• **Data for processing**:
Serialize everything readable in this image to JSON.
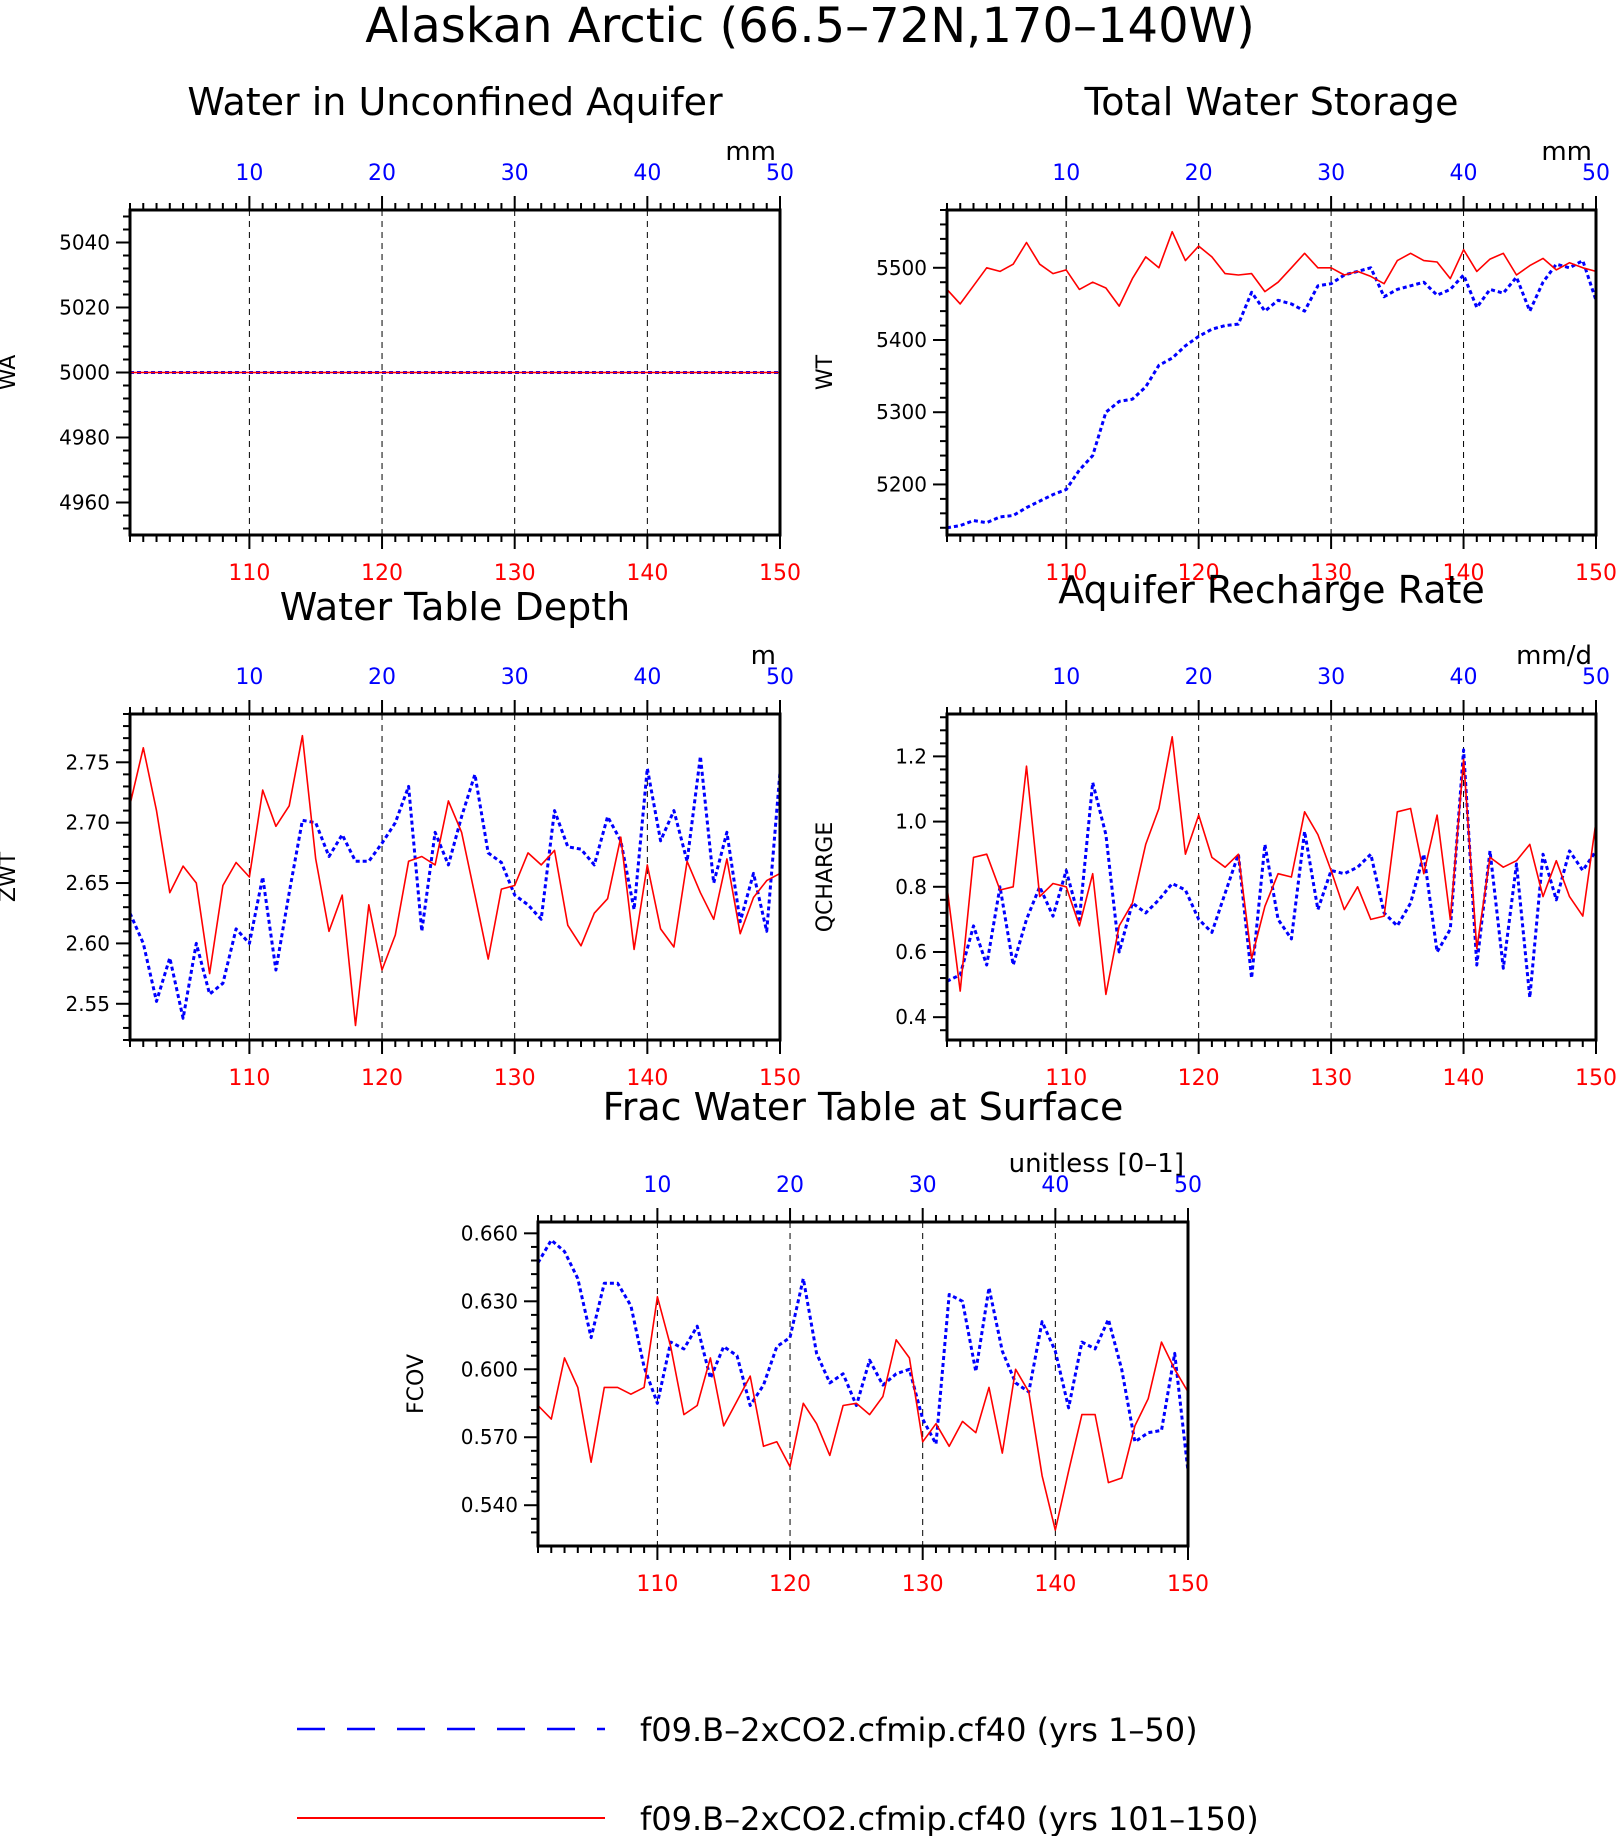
{
  "figure_title": "Alaskan Arctic (66.5–72N,170–140W)",
  "legend": [
    {
      "label": "f09.B–2xCO2.cfmip.cf40 (yrs 1–50)",
      "color": "#0000ff",
      "style": "dashed"
    },
    {
      "label": "f09.B–2xCO2.cfmip.cf40 (yrs 101–150)",
      "color": "#ff0000",
      "style": "solid"
    }
  ],
  "chart_data": [
    {
      "type": "line",
      "title": "Water in Unconfined Aquifer",
      "ylabel": "WA",
      "units": "mm",
      "ylim": [
        4950,
        5050
      ],
      "yticks": [
        "4960",
        "4980",
        "5000",
        "5020",
        "5040"
      ],
      "xlim_red": [
        101,
        150
      ],
      "xlim_blue": [
        1,
        50
      ],
      "xticks_red": [
        "110",
        "120",
        "130",
        "140",
        "150"
      ],
      "xticks_blue": [
        "10",
        "20",
        "30",
        "40",
        "50"
      ],
      "grid": "vertical-dashed",
      "series": [
        {
          "color": "#0000ff",
          "style": "dotted",
          "values": [
            5000,
            5000,
            5000,
            5000,
            5000,
            5000,
            5000,
            5000,
            5000,
            5000,
            5000,
            5000,
            5000,
            5000,
            5000,
            5000,
            5000,
            5000,
            5000,
            5000,
            5000,
            5000,
            5000,
            5000,
            5000,
            5000,
            5000,
            5000,
            5000,
            5000,
            5000,
            5000,
            5000,
            5000,
            5000,
            5000,
            5000,
            5000,
            5000,
            5000,
            5000,
            5000,
            5000,
            5000,
            5000,
            5000,
            5000,
            5000,
            5000,
            5000
          ]
        },
        {
          "color": "#ff0000",
          "style": "solid",
          "values": [
            5000,
            5000,
            5000,
            5000,
            5000,
            5000,
            5000,
            5000,
            5000,
            5000,
            5000,
            5000,
            5000,
            5000,
            5000,
            5000,
            5000,
            5000,
            5000,
            5000,
            5000,
            5000,
            5000,
            5000,
            5000,
            5000,
            5000,
            5000,
            5000,
            5000,
            5000,
            5000,
            5000,
            5000,
            5000,
            5000,
            5000,
            5000,
            5000,
            5000,
            5000,
            5000,
            5000,
            5000,
            5000,
            5000,
            5000,
            5000,
            5000,
            5000
          ]
        }
      ]
    },
    {
      "type": "line",
      "title": "Total Water Storage",
      "ylabel": "WT",
      "units": "mm",
      "ylim": [
        5130,
        5580
      ],
      "yticks": [
        "5200",
        "5300",
        "5400",
        "5500"
      ],
      "xlim_red": [
        101,
        150
      ],
      "xlim_blue": [
        1,
        50
      ],
      "xticks_red": [
        "110",
        "120",
        "130",
        "140",
        "150"
      ],
      "xticks_blue": [
        "10",
        "20",
        "30",
        "40",
        "50"
      ],
      "grid": "vertical-dashed",
      "series": [
        {
          "color": "#0000ff",
          "style": "dotted",
          "values": [
            5140,
            5143,
            5150,
            5147,
            5155,
            5157,
            5168,
            5177,
            5186,
            5193,
            5220,
            5240,
            5300,
            5315,
            5318,
            5335,
            5365,
            5375,
            5392,
            5405,
            5415,
            5420,
            5422,
            5466,
            5440,
            5455,
            5450,
            5440,
            5475,
            5478,
            5490,
            5495,
            5500,
            5460,
            5470,
            5475,
            5480,
            5462,
            5470,
            5490,
            5445,
            5470,
            5465,
            5487,
            5440,
            5480,
            5505,
            5500,
            5510,
            5455
          ]
        },
        {
          "color": "#ff0000",
          "style": "solid",
          "values": [
            5470,
            5450,
            5475,
            5500,
            5495,
            5505,
            5535,
            5505,
            5492,
            5497,
            5470,
            5480,
            5472,
            5447,
            5485,
            5515,
            5500,
            5550,
            5510,
            5530,
            5515,
            5492,
            5490,
            5492,
            5467,
            5480,
            5500,
            5520,
            5500,
            5500,
            5490,
            5495,
            5488,
            5478,
            5510,
            5520,
            5510,
            5508,
            5485,
            5525,
            5495,
            5512,
            5520,
            5490,
            5503,
            5513,
            5497,
            5507,
            5500,
            5495
          ]
        }
      ]
    },
    {
      "type": "line",
      "title": "Water Table Depth",
      "ylabel": "ZWT",
      "units": "m",
      "ylim": [
        2.52,
        2.79
      ],
      "yticks": [
        "2.55",
        "2.60",
        "2.65",
        "2.70",
        "2.75"
      ],
      "xlim_red": [
        101,
        150
      ],
      "xlim_blue": [
        1,
        50
      ],
      "xticks_red": [
        "110",
        "120",
        "130",
        "140",
        "150"
      ],
      "xticks_blue": [
        "10",
        "20",
        "30",
        "40",
        "50"
      ],
      "grid": "vertical-dashed",
      "series": [
        {
          "color": "#0000ff",
          "style": "dotted",
          "values": [
            2.625,
            2.6,
            2.552,
            2.588,
            2.538,
            2.6,
            2.558,
            2.567,
            2.612,
            2.6,
            2.655,
            2.578,
            2.642,
            2.702,
            2.7,
            2.672,
            2.69,
            2.668,
            2.668,
            2.683,
            2.7,
            2.73,
            2.61,
            2.692,
            2.665,
            2.705,
            2.74,
            2.675,
            2.667,
            2.64,
            2.632,
            2.62,
            2.71,
            2.68,
            2.678,
            2.665,
            2.705,
            2.685,
            2.628,
            2.745,
            2.685,
            2.71,
            2.668,
            2.755,
            2.65,
            2.692,
            2.618,
            2.658,
            2.61,
            2.742
          ]
        },
        {
          "color": "#ff0000",
          "style": "solid",
          "values": [
            2.715,
            2.762,
            2.71,
            2.642,
            2.664,
            2.65,
            2.575,
            2.648,
            2.667,
            2.655,
            2.727,
            2.697,
            2.714,
            2.772,
            2.67,
            2.61,
            2.64,
            2.532,
            2.632,
            2.578,
            2.607,
            2.668,
            2.672,
            2.665,
            2.718,
            2.692,
            2.64,
            2.587,
            2.645,
            2.648,
            2.675,
            2.665,
            2.677,
            2.615,
            2.598,
            2.625,
            2.637,
            2.688,
            2.595,
            2.665,
            2.612,
            2.597,
            2.668,
            2.642,
            2.62,
            2.67,
            2.608,
            2.638,
            2.652,
            2.658
          ]
        }
      ]
    },
    {
      "type": "line",
      "title": "Aquifer Recharge Rate",
      "ylabel": "QCHARGE",
      "units": "mm/d",
      "ylim": [
        0.33,
        1.33
      ],
      "yticks": [
        "0.4",
        "0.6",
        "0.8",
        "1.0",
        "1.2"
      ],
      "xlim_red": [
        101,
        150
      ],
      "xlim_blue": [
        1,
        50
      ],
      "xticks_red": [
        "110",
        "120",
        "130",
        "140",
        "150"
      ],
      "xticks_blue": [
        "10",
        "20",
        "30",
        "40",
        "50"
      ],
      "grid": "vertical-dashed",
      "series": [
        {
          "color": "#0000ff",
          "style": "dotted",
          "values": [
            0.51,
            0.53,
            0.68,
            0.56,
            0.8,
            0.56,
            0.7,
            0.8,
            0.71,
            0.85,
            0.7,
            1.12,
            0.96,
            0.6,
            0.75,
            0.72,
            0.76,
            0.81,
            0.79,
            0.7,
            0.66,
            0.78,
            0.9,
            0.52,
            0.93,
            0.7,
            0.64,
            0.97,
            0.73,
            0.85,
            0.84,
            0.86,
            0.9,
            0.72,
            0.68,
            0.75,
            0.9,
            0.6,
            0.67,
            1.22,
            0.56,
            0.91,
            0.55,
            0.87,
            0.46,
            0.9,
            0.76,
            0.91,
            0.85,
            0.91
          ]
        },
        {
          "color": "#ff0000",
          "style": "solid",
          "values": [
            0.8,
            0.48,
            0.89,
            0.9,
            0.79,
            0.8,
            1.17,
            0.77,
            0.81,
            0.8,
            0.68,
            0.84,
            0.47,
            0.68,
            0.75,
            0.93,
            1.04,
            1.26,
            0.9,
            1.02,
            0.89,
            0.86,
            0.9,
            0.58,
            0.74,
            0.84,
            0.83,
            1.03,
            0.96,
            0.85,
            0.73,
            0.8,
            0.7,
            0.71,
            1.03,
            1.04,
            0.84,
            1.02,
            0.7,
            1.19,
            0.61,
            0.89,
            0.86,
            0.88,
            0.93,
            0.77,
            0.88,
            0.77,
            0.71,
            1.0
          ]
        }
      ]
    },
    {
      "type": "line",
      "title": "Frac Water Table at Surface",
      "ylabel": "FCOV",
      "units": "unitless [0–1]",
      "ylim": [
        0.522,
        0.665
      ],
      "yticks": [
        "0.540",
        "0.570",
        "0.600",
        "0.630",
        "0.660"
      ],
      "xlim_red": [
        101,
        150
      ],
      "xlim_blue": [
        1,
        50
      ],
      "xticks_red": [
        "110",
        "120",
        "130",
        "140",
        "150"
      ],
      "xticks_blue": [
        "10",
        "20",
        "30",
        "40",
        "50"
      ],
      "grid": "vertical-dashed",
      "series": [
        {
          "color": "#0000ff",
          "style": "dotted",
          "values": [
            0.647,
            0.657,
            0.652,
            0.64,
            0.614,
            0.638,
            0.638,
            0.628,
            0.601,
            0.585,
            0.612,
            0.609,
            0.619,
            0.596,
            0.61,
            0.606,
            0.584,
            0.593,
            0.61,
            0.614,
            0.64,
            0.607,
            0.594,
            0.598,
            0.584,
            0.604,
            0.593,
            0.598,
            0.6,
            0.578,
            0.567,
            0.633,
            0.63,
            0.599,
            0.636,
            0.608,
            0.594,
            0.59,
            0.621,
            0.608,
            0.583,
            0.612,
            0.609,
            0.622,
            0.6,
            0.568,
            0.572,
            0.573,
            0.607,
            0.555
          ]
        },
        {
          "color": "#ff0000",
          "style": "solid",
          "values": [
            0.584,
            0.578,
            0.605,
            0.592,
            0.559,
            0.592,
            0.592,
            0.589,
            0.592,
            0.632,
            0.61,
            0.58,
            0.584,
            0.605,
            0.575,
            0.586,
            0.597,
            0.566,
            0.568,
            0.557,
            0.585,
            0.576,
            0.562,
            0.584,
            0.585,
            0.58,
            0.588,
            0.613,
            0.605,
            0.568,
            0.576,
            0.566,
            0.577,
            0.572,
            0.592,
            0.563,
            0.6,
            0.59,
            0.553,
            0.529,
            0.555,
            0.58,
            0.58,
            0.55,
            0.552,
            0.575,
            0.587,
            0.612,
            0.6,
            0.59
          ]
        }
      ]
    }
  ]
}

• **Exercise**:
From the records, copy every line that has the string "Water" in it.

• **Exercise answer**:
      "title": "Water in Unconfined Aquifer",
      "title": "Total Water Storage",
      "title": "Water Table Depth",
      "title": "Frac Water Table at Surface",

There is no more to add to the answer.